Data listing
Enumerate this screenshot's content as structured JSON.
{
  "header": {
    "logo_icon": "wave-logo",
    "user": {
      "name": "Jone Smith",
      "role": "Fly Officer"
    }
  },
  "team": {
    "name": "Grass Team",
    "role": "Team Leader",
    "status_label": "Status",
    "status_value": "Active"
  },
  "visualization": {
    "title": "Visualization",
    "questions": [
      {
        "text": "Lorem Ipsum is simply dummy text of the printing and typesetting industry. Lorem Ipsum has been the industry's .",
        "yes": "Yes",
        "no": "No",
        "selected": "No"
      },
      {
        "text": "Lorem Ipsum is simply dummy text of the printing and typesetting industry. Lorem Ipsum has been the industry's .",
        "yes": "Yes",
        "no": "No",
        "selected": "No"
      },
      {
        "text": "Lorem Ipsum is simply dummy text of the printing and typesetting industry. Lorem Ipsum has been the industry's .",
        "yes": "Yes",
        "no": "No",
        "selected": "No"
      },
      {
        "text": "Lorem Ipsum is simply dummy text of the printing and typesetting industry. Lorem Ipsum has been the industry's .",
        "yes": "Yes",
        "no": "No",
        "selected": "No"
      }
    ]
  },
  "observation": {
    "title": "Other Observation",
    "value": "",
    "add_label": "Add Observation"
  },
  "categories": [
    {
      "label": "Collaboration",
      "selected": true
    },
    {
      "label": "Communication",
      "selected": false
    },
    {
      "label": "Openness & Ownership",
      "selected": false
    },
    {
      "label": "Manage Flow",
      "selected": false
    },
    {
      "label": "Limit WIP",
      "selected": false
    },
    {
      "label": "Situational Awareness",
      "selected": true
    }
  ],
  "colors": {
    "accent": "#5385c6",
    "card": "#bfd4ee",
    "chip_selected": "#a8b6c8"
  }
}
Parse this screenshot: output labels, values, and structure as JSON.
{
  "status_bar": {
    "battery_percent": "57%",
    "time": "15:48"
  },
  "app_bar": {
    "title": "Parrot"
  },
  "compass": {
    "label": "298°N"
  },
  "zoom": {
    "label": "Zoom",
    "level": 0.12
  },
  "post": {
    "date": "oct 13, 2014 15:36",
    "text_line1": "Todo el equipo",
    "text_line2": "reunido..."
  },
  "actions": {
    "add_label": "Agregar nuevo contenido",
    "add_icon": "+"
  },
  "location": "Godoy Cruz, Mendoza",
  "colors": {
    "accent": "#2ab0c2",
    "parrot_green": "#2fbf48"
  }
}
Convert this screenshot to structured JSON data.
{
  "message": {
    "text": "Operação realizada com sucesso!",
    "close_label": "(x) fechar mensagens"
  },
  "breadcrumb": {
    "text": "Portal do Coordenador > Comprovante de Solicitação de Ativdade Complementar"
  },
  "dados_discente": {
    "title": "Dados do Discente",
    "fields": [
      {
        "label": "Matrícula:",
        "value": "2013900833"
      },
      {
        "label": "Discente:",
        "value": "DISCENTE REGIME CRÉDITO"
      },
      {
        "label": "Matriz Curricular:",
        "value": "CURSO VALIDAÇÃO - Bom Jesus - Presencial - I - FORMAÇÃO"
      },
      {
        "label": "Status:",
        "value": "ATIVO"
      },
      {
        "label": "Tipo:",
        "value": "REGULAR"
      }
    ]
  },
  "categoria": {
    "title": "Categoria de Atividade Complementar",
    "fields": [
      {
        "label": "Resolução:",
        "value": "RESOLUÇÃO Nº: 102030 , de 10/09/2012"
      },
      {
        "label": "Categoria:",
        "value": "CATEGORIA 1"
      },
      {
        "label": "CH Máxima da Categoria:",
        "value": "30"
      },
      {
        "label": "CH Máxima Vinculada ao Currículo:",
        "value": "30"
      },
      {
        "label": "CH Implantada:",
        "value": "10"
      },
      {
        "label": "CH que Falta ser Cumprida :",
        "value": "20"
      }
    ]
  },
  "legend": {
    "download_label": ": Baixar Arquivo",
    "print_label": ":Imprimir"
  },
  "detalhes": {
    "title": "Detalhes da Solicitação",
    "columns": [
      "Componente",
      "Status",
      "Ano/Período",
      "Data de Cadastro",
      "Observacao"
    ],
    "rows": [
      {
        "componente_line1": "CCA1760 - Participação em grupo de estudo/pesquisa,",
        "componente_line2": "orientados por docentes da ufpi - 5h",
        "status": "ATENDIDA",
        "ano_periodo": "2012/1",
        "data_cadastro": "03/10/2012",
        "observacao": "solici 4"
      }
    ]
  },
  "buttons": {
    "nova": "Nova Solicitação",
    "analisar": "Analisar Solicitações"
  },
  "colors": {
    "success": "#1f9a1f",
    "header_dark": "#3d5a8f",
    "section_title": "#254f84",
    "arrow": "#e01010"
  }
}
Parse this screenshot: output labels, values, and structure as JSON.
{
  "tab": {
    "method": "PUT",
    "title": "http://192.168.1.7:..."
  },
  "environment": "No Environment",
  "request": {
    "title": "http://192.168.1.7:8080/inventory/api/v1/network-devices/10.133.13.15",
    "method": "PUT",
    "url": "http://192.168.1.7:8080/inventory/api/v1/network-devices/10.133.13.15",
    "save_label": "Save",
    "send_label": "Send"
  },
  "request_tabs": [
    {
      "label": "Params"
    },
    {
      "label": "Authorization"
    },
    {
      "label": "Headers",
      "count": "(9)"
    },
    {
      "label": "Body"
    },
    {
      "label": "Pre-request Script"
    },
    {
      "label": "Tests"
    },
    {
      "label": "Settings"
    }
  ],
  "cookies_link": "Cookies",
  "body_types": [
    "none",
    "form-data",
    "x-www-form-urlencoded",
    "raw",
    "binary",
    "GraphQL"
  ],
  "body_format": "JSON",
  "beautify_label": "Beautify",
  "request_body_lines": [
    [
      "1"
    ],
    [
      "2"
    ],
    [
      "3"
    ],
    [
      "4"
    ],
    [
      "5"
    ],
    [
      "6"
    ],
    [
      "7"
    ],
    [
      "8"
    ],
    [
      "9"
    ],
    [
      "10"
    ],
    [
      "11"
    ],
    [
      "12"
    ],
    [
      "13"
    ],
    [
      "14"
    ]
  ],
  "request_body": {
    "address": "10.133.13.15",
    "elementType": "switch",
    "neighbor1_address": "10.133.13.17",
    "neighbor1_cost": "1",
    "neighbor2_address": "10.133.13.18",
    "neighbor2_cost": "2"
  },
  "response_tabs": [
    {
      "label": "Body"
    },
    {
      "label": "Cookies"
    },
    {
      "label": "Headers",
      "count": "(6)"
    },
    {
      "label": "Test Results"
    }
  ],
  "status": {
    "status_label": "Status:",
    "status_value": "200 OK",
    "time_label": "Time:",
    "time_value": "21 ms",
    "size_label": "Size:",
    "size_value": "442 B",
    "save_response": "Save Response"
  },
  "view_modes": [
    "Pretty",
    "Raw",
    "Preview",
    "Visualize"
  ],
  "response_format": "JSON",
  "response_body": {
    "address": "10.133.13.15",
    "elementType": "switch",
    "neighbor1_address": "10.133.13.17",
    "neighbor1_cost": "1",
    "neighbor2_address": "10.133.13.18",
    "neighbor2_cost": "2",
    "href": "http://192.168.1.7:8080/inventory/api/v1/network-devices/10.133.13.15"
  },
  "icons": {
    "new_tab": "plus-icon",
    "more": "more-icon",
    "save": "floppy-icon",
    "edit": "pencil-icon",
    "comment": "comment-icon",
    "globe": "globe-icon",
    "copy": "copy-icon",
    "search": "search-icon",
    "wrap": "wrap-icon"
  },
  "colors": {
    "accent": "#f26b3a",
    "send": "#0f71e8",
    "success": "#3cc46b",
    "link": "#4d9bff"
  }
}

- [Aim] Return every line of the preceding records in which the word "Cookies" appears.

- [Solution for this exercise]
  "cookies_link": "Cookies",
      "label": "Cookies"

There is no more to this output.